## Data shown
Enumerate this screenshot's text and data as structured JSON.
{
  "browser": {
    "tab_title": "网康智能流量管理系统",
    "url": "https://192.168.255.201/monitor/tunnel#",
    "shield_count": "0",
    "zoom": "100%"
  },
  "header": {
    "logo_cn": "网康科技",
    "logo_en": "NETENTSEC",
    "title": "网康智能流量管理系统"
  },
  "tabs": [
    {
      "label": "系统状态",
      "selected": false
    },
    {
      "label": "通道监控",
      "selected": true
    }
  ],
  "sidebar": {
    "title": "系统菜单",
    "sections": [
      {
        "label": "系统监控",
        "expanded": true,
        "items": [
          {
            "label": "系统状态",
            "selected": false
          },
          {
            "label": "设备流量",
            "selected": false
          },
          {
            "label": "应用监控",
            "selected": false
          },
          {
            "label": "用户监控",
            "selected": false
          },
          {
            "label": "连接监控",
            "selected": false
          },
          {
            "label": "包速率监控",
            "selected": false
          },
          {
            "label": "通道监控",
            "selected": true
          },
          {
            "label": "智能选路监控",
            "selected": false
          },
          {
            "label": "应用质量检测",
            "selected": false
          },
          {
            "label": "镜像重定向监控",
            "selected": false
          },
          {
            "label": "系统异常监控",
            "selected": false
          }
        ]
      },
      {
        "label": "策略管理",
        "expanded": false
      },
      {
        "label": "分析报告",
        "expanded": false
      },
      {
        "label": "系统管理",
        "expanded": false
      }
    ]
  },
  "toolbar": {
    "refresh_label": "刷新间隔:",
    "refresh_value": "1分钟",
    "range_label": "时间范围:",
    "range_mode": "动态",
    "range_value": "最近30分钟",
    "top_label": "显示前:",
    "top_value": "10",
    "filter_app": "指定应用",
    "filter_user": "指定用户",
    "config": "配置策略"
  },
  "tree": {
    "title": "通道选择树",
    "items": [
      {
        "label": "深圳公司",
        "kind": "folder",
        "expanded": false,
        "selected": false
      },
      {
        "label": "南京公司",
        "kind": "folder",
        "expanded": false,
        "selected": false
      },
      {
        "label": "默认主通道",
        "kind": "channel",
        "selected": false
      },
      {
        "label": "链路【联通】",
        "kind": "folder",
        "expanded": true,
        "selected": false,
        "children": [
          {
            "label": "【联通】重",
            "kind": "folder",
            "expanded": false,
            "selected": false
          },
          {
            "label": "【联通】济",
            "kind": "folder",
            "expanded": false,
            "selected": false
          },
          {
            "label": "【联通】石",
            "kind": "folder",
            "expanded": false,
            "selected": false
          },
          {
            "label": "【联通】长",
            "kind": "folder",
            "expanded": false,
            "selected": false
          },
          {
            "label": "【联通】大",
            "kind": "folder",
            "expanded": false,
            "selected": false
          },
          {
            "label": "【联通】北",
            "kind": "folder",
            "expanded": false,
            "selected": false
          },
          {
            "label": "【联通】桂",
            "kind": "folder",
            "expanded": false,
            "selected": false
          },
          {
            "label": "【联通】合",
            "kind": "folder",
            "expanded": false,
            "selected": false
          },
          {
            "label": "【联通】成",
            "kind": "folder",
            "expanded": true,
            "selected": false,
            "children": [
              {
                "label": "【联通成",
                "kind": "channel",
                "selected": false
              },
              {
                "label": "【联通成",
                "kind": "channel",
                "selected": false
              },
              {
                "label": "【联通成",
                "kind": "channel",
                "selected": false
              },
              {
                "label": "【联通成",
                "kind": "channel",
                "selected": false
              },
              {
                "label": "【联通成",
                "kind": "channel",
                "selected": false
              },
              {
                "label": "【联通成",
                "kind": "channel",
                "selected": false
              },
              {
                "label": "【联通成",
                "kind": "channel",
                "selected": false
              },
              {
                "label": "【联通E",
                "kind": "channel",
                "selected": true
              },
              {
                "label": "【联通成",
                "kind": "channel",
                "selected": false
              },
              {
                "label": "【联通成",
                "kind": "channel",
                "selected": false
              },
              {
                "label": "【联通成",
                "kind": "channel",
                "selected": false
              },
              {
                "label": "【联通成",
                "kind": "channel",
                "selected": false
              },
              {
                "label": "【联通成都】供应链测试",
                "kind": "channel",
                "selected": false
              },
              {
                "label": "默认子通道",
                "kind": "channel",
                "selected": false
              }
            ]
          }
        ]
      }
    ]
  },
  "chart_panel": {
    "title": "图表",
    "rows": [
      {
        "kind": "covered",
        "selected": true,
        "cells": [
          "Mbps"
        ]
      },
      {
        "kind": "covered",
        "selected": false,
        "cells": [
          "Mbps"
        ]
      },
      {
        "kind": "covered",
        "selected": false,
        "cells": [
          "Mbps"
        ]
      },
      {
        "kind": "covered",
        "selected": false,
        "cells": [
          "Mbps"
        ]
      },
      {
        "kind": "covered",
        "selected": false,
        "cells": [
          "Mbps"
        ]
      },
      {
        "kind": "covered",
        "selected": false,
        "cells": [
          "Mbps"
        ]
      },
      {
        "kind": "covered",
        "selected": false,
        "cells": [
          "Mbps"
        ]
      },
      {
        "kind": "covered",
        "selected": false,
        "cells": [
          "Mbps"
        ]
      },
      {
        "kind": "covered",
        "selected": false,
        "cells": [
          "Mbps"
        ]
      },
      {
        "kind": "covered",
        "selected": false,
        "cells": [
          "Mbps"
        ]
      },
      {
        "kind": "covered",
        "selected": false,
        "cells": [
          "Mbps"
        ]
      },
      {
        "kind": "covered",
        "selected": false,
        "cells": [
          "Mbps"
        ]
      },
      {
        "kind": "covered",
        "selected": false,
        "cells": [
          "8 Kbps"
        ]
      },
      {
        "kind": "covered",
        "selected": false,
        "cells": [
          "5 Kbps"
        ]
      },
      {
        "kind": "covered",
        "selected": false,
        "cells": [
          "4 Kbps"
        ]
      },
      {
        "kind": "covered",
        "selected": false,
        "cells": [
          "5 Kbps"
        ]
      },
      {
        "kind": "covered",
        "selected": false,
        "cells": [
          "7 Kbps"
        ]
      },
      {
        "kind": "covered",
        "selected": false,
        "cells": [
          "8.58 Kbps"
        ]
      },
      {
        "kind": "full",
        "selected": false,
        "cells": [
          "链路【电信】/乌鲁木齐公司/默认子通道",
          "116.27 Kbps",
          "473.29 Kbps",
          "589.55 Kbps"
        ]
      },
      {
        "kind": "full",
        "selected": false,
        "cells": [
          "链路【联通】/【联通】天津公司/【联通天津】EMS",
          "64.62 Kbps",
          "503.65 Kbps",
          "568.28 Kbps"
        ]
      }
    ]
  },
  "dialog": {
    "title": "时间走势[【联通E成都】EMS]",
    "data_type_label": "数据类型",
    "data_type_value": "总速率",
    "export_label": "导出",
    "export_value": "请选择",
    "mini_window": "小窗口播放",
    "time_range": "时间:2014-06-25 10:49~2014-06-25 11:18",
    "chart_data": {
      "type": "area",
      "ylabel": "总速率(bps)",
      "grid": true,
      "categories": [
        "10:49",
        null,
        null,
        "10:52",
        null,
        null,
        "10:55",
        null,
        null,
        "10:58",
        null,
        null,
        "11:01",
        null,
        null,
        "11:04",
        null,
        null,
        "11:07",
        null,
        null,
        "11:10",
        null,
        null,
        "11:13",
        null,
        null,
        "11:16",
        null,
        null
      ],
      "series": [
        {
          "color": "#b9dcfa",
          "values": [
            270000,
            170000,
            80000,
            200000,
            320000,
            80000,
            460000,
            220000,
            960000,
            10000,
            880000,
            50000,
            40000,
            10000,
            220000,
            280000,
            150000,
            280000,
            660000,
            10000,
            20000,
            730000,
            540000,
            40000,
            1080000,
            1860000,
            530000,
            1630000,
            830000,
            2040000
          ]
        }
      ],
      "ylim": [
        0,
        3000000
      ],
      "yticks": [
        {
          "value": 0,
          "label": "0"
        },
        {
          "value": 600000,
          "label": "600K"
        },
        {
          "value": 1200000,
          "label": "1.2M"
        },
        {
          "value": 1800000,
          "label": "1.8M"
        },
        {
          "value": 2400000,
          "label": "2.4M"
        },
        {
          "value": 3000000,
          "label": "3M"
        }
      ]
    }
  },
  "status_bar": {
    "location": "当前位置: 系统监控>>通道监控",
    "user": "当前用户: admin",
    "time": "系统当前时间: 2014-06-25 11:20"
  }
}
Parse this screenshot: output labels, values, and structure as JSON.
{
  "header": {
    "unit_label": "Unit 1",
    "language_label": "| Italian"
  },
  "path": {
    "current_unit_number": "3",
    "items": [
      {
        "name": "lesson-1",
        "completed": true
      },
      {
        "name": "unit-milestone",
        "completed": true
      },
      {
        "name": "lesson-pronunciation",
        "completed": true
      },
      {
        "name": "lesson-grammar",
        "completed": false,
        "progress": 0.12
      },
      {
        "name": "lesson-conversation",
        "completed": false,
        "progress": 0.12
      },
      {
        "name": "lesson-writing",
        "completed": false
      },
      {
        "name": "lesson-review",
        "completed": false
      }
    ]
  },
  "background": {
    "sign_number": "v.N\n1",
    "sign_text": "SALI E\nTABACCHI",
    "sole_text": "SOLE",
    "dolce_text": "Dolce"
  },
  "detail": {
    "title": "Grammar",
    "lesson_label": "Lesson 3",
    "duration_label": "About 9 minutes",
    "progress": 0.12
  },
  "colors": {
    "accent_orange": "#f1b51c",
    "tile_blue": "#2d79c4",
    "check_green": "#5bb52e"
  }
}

## Your instructions
Show every line above in which the word "name" occurs.

## Complete response
        "name": "lesson-1",
        "name": "unit-milestone",
        "name": "lesson-pronunciation",
        "name": "lesson-grammar",
        "name": "lesson-conversation",
        "name": "lesson-writing",
        "name": "lesson-review",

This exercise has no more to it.